-------- Information provided --------
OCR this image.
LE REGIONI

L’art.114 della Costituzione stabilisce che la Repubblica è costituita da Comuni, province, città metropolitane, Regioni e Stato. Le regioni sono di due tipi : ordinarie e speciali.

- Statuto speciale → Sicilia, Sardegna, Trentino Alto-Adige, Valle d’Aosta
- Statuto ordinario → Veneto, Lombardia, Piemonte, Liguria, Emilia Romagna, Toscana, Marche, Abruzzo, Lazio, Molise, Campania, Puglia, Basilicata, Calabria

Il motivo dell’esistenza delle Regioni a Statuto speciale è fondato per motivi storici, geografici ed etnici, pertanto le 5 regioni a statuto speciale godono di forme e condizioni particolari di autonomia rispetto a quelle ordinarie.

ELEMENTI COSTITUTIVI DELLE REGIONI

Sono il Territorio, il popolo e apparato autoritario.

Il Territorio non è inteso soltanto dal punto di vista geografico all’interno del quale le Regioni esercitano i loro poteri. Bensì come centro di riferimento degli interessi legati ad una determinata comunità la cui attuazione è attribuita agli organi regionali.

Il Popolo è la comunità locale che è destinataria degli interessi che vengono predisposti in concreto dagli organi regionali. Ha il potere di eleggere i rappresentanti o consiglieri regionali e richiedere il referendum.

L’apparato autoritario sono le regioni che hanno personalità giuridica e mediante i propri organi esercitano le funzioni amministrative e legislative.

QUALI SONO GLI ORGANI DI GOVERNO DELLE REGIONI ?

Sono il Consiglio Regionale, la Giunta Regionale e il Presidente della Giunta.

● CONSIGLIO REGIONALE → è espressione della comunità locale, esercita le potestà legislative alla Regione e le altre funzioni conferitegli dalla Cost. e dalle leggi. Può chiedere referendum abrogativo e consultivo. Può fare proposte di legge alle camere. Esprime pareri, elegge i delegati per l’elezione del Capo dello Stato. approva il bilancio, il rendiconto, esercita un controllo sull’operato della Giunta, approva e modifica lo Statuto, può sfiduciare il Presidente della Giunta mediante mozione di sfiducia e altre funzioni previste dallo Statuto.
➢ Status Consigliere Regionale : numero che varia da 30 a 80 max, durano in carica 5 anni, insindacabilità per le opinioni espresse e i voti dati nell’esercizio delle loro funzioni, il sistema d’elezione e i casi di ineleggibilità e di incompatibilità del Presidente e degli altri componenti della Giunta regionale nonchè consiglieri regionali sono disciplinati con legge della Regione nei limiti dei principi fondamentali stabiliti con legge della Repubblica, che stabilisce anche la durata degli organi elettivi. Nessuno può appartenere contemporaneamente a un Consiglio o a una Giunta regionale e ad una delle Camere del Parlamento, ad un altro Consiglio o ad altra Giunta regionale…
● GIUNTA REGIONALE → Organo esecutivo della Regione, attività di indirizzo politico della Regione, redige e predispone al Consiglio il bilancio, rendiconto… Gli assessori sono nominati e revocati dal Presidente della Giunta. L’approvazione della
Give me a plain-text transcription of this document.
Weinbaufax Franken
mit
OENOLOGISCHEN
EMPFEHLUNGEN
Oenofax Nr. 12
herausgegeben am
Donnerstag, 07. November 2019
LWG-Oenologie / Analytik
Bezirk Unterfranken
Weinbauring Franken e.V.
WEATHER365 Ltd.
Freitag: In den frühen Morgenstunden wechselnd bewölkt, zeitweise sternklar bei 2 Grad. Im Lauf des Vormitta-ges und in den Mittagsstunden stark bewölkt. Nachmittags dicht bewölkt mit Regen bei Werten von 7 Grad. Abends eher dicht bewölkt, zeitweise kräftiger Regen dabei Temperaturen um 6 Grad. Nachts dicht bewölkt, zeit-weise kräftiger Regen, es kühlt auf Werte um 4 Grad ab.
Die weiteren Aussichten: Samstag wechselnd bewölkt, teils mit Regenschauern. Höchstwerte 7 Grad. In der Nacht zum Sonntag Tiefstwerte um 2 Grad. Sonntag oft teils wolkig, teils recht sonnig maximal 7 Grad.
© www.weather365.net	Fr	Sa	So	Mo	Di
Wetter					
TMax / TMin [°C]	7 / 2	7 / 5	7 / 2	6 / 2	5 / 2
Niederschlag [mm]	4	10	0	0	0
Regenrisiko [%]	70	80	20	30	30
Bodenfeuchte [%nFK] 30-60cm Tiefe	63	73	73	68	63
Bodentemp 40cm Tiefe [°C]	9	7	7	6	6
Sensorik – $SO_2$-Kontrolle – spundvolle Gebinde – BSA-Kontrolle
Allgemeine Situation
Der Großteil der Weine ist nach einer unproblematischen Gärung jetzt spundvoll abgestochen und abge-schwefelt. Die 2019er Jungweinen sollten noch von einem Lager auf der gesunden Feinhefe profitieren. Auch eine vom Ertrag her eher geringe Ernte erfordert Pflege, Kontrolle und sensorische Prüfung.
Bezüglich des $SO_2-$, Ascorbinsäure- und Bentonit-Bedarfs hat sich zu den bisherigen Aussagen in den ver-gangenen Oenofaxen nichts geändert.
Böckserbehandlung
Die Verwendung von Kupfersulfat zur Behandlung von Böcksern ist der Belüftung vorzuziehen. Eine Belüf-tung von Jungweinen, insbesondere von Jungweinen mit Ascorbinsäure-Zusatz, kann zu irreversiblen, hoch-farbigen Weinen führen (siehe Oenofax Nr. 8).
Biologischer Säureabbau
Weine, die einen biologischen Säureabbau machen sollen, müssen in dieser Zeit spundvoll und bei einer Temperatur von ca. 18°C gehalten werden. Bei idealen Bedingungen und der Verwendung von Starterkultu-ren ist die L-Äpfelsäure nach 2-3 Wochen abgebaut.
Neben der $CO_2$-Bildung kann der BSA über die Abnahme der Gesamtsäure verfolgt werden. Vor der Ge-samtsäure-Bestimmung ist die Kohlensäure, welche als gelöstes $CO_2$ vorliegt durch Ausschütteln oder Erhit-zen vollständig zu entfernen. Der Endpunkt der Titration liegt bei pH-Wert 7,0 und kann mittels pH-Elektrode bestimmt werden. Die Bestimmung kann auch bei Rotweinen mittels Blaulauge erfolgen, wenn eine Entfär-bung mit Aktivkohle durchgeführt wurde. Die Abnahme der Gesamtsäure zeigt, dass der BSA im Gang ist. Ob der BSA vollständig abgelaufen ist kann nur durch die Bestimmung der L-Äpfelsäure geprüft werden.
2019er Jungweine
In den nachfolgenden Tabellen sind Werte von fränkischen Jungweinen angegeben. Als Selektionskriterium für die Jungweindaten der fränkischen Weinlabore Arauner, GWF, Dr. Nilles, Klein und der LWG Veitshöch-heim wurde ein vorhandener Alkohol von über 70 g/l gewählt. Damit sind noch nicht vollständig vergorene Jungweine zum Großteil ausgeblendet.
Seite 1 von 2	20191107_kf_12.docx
--------
Exercise requirements:
Reproduce all of the records exactly.

Written answer:
OCR this image.
LE REGIONI

L’art.114 della Costituzione stabilisce che la Repubblica è costituita da Comuni, province, città metropolitane, Regioni e Stato. Le regioni sono di due tipi : ordinarie e speciali.

- Statuto speciale → Sicilia, Sardegna, Trentino Alto-Adige, Valle d’Aosta
- Statuto ordinario → Veneto, Lombardia, Piemonte, Liguria, Emilia Romagna, Toscana, Marche, Abruzzo, Lazio, Molise, Campania, Puglia, Basilicata, Calabria

Il motivo dell’esistenza delle Regioni a Statuto speciale è fondato per motivi storici, geografici ed etnici, pertanto le 5 regioni a statuto speciale godono di forme e condizioni particolari di autonomia rispetto a quelle ordinarie.

ELEMENTI COSTITUTIVI DELLE REGIONI

Sono il Territorio, il popolo e apparato autoritario.

Il Territorio non è inteso soltanto dal punto di vista geografico all’interno del quale le Regioni esercitano i loro poteri. Bensì come centro di riferimento degli interessi legati ad una determinata comunità la cui attuazione è attribuita agli organi regionali.

Il Popolo è la comunità locale che è destinataria degli interessi che vengono predisposti in concreto dagli organi regionali. Ha il potere di eleggere i rappresentanti o consiglieri regionali e richiedere il referendum.

L’apparato autoritario sono le regioni che hanno personalità giuridica e mediante i propri organi esercitano le funzioni amministrative e legislative.

QUALI SONO GLI ORGANI DI GOVERNO DELLE REGIONI ?

Sono il Consiglio Regionale, la Giunta Regionale e il Presidente della Giunta.

● CONSIGLIO REGIONALE → è espressione della comunità locale, esercita le potestà legislative alla Regione e le altre funzioni conferitegli dalla Cost. e dalle leggi. Può chiedere referendum abrogativo e consultivo. Può fare proposte di legge alle camere. Esprime pareri, elegge i delegati per l’elezione del Capo dello Stato. approva il bilancio, il rendiconto, esercita un controllo sull’operato della Giunta, approva e modifica lo Statuto, può sfiduciare il Presidente della Giunta mediante mozione di sfiducia e altre funzioni previste dallo Statuto.
➢ Status Consigliere Regionale : numero che varia da 30 a 80 max, durano in carica 5 anni, insindacabilità per le opinioni espresse e i voti dati nell’esercizio delle loro funzioni, il sistema d’elezione e i casi di ineleggibilità e di incompatibilità del Presidente e degli altri componenti della Giunta regionale nonchè consiglieri regionali sono disciplinati con legge della Regione nei limiti dei principi fondamentali stabiliti con legge della Repubblica, che stabilisce anche la durata degli organi elettivi. Nessuno può appartenere contemporaneamente a un Consiglio o a una Giunta regionale e ad una delle Camere del Parlamento, ad un altro Consiglio o ad altra Giunta regionale…
● GIUNTA REGIONALE → Organo esecutivo della Regione, attività di indirizzo politico della Regione, redige e predispone al Consiglio il bilancio, rendiconto… Gli assessori sono nominati e revocati dal Presidente della Giunta. L’approvazione della
Give me a plain-text transcription of this document.
Weinbaufax Franken
mit
OENOLOGISCHEN
EMPFEHLUNGEN
Oenofax Nr. 12
herausgegeben am
Donnerstag, 07. November 2019
LWG-Oenologie / Analytik
Bezirk Unterfranken
Weinbauring Franken e.V.
WEATHER365 Ltd.
Freitag: In den frühen Morgenstunden wechselnd bewölkt, zeitweise sternklar bei 2 Grad. Im Lauf des Vormitta-ges und in den Mittagsstunden stark bewölkt. Nachmittags dicht bewölkt mit Regen bei Werten von 7 Grad. Abends eher dicht bewölkt, zeitweise kräftiger Regen dabei Temperaturen um 6 Grad. Nachts dicht bewölkt, zeit-weise kräftiger Regen, es kühlt auf Werte um 4 Grad ab.
Die weiteren Aussichten: Samstag wechselnd bewölkt, teils mit Regenschauern. Höchstwerte 7 Grad. In der Nacht zum Sonntag Tiefstwerte um 2 Grad. Sonntag oft teils wolkig, teils recht sonnig maximal 7 Grad.
© www.weather365.net	Fr	Sa	So	Mo	Di
Wetter					
TMax / TMin [°C]	7 / 2	7 / 5	7 / 2	6 / 2	5 / 2
Niederschlag [mm]	4	10	0	0	0
Regenrisiko [%]	70	80	20	30	30
Bodenfeuchte [%nFK] 30-60cm Tiefe	63	73	73	68	63
Bodentemp 40cm Tiefe [°C]	9	7	7	6	6
Sensorik – $SO_2$-Kontrolle – spundvolle Gebinde – BSA-Kontrolle
Allgemeine Situation
Der Großteil der Weine ist nach einer unproblematischen Gärung jetzt spundvoll abgestochen und abge-schwefelt. Die 2019er Jungweinen sollten noch von einem Lager auf der gesunden Feinhefe profitieren. Auch eine vom Ertrag her eher geringe Ernte erfordert Pflege, Kontrolle und sensorische Prüfung.
Bezüglich des $SO_2-$, Ascorbinsäure- und Bentonit-Bedarfs hat sich zu den bisherigen Aussagen in den ver-gangenen Oenofaxen nichts geändert.
Böckserbehandlung
Die Verwendung von Kupfersulfat zur Behandlung von Böcksern ist der Belüftung vorzuziehen. Eine Belüf-tung von Jungweinen, insbesondere von Jungweinen mit Ascorbinsäure-Zusatz, kann zu irreversiblen, hoch-farbigen Weinen führen (siehe Oenofax Nr. 8).
Biologischer Säureabbau
Weine, die einen biologischen Säureabbau machen sollen, müssen in dieser Zeit spundvoll und bei einer Temperatur von ca. 18°C gehalten werden. Bei idealen Bedingungen und der Verwendung von Starterkultu-ren ist die L-Äpfelsäure nach 2-3 Wochen abgebaut.
Neben der $CO_2$-Bildung kann der BSA über die Abnahme der Gesamtsäure verfolgt werden. Vor der Ge-samtsäure-Bestimmung ist die Kohlensäure, welche als gelöstes $CO_2$ vorliegt durch Ausschütteln oder Erhit-zen vollständig zu entfernen. Der Endpunkt der Titration liegt bei pH-Wert 7,0 und kann mittels pH-Elektrode bestimmt werden. Die Bestimmung kann auch bei Rotweinen mittels Blaulauge erfolgen, wenn eine Entfär-bung mit Aktivkohle durchgeführt wurde. Die Abnahme der Gesamtsäure zeigt, dass der BSA im Gang ist. Ob der BSA vollständig abgelaufen ist kann nur durch die Bestimmung der L-Äpfelsäure geprüft werden.
2019er Jungweine
In den nachfolgenden Tabellen sind Werte von fränkischen Jungweinen angegeben. Als Selektionskriterium für die Jungweindaten der fränkischen Weinlabore Arauner, GWF, Dr. Nilles, Klein und der LWG Veitshöch-heim wurde ein vorhandener Alkohol von über 70 g/l gewählt. Damit sind noch nicht vollständig vergorene Jungweine zum Großteil ausgeblendet.
Seite 1 von 2	20191107_kf_12.docx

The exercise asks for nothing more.